Given information start

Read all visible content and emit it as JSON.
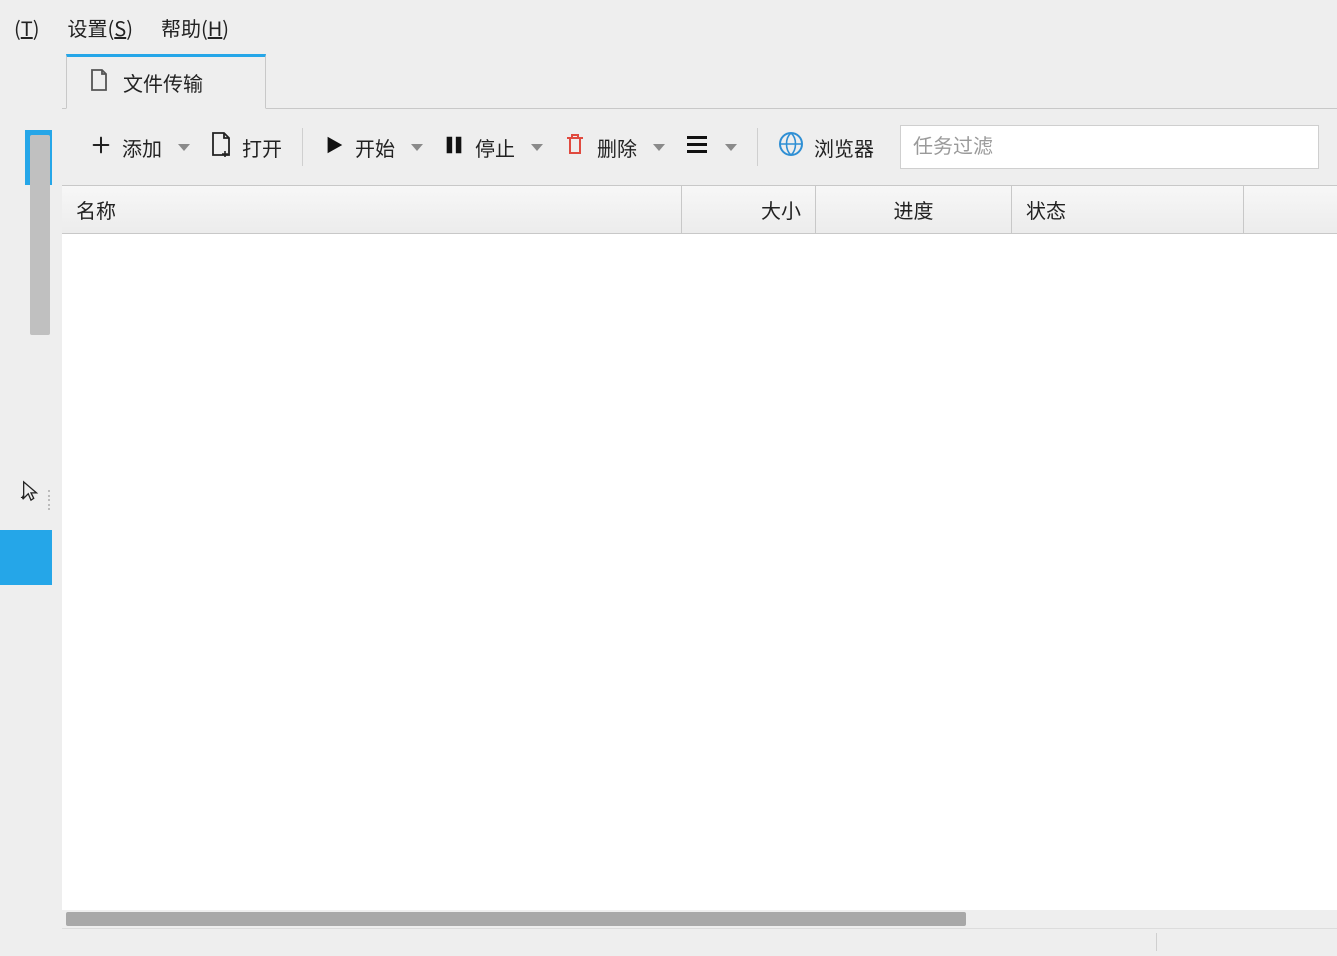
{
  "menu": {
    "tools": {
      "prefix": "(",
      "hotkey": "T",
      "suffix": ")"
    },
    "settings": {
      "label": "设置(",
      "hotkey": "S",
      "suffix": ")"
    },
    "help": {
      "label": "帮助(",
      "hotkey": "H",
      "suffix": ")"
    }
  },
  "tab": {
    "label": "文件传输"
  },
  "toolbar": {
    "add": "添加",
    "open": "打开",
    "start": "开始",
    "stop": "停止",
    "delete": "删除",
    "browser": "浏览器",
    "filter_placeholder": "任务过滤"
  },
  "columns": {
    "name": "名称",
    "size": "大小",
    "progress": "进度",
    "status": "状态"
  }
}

Given information end

Go back to the records above and write them out exactly, without the pictures.

Read all visible content and emit it as JSON.
{
  "menu": {
    "tools": {
      "prefix": "(",
      "hotkey": "T",
      "suffix": ")"
    },
    "settings": {
      "label": "设置(",
      "hotkey": "S",
      "suffix": ")"
    },
    "help": {
      "label": "帮助(",
      "hotkey": "H",
      "suffix": ")"
    }
  },
  "tab": {
    "label": "文件传输"
  },
  "toolbar": {
    "add": "添加",
    "open": "打开",
    "start": "开始",
    "stop": "停止",
    "delete": "删除",
    "browser": "浏览器",
    "filter_placeholder": "任务过滤"
  },
  "columns": {
    "name": "名称",
    "size": "大小",
    "progress": "进度",
    "status": "状态"
  }
}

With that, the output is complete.